(Extracted records)
▬▬▬

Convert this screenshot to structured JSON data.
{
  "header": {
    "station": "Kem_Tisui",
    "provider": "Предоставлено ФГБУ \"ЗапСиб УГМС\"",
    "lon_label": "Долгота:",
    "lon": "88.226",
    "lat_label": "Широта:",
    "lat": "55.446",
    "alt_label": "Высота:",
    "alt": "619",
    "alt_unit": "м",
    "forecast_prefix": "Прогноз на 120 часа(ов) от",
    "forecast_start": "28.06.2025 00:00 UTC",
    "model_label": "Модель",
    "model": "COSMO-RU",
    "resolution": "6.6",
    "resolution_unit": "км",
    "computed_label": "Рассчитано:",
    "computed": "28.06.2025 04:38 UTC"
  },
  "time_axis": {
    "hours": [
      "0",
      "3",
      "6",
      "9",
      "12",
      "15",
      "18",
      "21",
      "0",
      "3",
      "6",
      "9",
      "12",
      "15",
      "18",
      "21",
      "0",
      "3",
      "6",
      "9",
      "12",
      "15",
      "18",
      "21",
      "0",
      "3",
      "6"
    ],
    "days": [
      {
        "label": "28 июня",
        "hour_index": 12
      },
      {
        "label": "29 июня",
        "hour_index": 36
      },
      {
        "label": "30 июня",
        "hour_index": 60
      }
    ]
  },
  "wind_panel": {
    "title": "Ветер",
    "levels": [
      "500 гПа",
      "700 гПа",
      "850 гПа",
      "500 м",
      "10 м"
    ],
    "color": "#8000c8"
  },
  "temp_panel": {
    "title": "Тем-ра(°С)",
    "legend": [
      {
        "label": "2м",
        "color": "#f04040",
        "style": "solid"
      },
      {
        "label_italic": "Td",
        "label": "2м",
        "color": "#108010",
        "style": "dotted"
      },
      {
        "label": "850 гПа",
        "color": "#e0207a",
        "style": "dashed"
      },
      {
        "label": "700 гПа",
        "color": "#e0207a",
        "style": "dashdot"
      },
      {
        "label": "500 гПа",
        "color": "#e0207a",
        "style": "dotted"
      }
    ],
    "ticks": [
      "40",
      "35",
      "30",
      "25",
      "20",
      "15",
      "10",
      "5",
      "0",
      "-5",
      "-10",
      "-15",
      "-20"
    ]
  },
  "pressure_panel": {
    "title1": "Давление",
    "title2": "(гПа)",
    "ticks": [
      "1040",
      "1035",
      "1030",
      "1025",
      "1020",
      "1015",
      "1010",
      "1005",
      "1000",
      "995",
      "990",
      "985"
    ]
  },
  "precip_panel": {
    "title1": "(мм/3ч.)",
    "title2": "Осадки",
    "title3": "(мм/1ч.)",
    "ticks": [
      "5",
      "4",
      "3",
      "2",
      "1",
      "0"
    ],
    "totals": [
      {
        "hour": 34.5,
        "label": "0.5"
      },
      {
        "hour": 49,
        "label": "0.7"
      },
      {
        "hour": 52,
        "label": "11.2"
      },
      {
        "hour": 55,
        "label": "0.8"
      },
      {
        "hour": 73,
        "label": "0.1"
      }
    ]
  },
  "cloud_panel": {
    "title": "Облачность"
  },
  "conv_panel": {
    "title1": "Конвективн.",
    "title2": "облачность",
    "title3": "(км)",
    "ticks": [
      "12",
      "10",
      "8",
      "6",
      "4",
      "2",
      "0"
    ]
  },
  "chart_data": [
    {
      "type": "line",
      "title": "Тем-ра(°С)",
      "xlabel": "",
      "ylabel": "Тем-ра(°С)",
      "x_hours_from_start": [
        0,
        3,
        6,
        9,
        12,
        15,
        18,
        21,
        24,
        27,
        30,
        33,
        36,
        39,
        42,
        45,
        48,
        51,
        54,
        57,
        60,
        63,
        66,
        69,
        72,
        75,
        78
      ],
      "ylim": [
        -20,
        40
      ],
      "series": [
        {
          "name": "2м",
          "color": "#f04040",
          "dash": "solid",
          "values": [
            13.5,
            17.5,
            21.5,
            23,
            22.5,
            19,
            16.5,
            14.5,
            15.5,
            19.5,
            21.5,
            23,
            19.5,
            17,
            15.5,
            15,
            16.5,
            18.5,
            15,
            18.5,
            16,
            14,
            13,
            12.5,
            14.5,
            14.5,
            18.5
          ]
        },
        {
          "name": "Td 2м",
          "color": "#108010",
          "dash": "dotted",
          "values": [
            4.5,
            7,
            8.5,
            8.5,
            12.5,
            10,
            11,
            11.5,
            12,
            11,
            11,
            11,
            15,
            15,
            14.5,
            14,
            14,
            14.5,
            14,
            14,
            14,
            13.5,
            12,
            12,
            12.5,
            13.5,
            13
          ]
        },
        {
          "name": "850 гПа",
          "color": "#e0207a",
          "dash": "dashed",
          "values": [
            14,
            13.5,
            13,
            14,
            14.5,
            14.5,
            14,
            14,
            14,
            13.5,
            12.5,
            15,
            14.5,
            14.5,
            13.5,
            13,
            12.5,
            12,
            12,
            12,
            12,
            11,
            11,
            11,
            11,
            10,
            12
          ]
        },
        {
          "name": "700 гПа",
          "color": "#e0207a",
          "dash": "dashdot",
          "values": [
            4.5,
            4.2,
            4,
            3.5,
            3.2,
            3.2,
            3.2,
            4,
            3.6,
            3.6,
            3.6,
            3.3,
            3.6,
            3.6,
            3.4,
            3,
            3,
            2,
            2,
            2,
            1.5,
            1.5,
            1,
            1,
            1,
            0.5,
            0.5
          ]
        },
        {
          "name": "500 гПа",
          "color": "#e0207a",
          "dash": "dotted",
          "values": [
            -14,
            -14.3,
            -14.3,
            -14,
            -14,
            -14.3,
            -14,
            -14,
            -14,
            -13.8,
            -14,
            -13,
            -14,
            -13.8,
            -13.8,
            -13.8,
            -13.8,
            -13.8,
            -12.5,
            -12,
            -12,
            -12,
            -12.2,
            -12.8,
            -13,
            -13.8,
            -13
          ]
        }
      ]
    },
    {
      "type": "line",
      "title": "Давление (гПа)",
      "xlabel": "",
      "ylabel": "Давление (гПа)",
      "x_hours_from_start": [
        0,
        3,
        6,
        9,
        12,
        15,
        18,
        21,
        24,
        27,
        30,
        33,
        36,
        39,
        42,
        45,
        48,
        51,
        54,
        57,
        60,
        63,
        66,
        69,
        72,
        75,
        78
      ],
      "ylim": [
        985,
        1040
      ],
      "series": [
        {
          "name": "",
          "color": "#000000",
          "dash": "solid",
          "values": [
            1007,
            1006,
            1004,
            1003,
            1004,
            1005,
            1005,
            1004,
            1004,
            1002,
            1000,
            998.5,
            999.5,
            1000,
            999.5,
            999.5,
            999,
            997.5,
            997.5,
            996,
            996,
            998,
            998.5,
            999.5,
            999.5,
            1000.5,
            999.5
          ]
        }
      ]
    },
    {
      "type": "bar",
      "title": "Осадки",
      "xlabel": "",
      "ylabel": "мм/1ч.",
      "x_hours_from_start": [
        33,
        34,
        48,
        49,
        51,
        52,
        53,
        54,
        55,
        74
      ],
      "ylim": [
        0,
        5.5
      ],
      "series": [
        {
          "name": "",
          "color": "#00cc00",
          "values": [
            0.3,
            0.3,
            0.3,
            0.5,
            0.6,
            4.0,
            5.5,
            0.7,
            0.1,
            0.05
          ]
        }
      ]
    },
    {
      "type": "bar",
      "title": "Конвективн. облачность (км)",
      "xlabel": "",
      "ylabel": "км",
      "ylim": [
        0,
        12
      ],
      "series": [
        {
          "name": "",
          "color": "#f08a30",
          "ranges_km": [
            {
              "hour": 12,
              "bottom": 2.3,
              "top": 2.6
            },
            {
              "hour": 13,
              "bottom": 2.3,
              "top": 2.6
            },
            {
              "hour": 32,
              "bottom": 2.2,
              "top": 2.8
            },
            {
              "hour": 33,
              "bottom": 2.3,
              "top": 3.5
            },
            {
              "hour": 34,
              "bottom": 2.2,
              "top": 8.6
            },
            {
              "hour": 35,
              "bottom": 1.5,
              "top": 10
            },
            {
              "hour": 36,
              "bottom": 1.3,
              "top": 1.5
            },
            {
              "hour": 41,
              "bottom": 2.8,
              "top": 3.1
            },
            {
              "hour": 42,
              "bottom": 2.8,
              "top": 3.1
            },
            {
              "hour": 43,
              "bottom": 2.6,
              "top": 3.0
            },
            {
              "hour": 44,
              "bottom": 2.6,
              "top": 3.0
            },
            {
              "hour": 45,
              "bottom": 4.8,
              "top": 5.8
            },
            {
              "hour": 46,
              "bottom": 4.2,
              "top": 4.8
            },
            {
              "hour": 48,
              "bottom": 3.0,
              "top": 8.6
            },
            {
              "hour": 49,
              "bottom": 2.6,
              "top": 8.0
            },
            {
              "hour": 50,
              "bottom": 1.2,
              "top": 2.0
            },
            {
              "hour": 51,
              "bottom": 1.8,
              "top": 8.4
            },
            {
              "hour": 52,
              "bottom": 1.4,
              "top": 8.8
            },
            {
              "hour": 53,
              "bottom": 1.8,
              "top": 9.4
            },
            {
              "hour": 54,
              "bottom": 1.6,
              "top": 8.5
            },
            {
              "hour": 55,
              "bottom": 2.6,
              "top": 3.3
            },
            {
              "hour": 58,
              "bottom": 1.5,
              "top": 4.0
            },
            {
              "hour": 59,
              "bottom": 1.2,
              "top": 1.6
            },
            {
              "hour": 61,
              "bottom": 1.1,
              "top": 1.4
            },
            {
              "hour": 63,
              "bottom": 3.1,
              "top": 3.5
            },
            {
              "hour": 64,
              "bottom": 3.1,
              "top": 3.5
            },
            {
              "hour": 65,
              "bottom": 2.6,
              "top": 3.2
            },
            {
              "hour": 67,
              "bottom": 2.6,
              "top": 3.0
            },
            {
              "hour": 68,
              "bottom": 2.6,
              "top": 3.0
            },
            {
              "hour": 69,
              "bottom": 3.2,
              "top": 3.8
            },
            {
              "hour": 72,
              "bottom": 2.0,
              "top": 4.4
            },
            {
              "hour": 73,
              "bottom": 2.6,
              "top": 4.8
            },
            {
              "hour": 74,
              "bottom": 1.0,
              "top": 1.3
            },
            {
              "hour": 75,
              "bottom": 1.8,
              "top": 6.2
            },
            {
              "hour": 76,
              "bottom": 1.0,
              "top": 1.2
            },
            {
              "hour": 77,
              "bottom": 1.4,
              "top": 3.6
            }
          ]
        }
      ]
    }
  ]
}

▬▬▬

• _Short problem_
For the listing above, give the number of lines in which the string "июня" occurs, and nothing else.

• _Task output_
3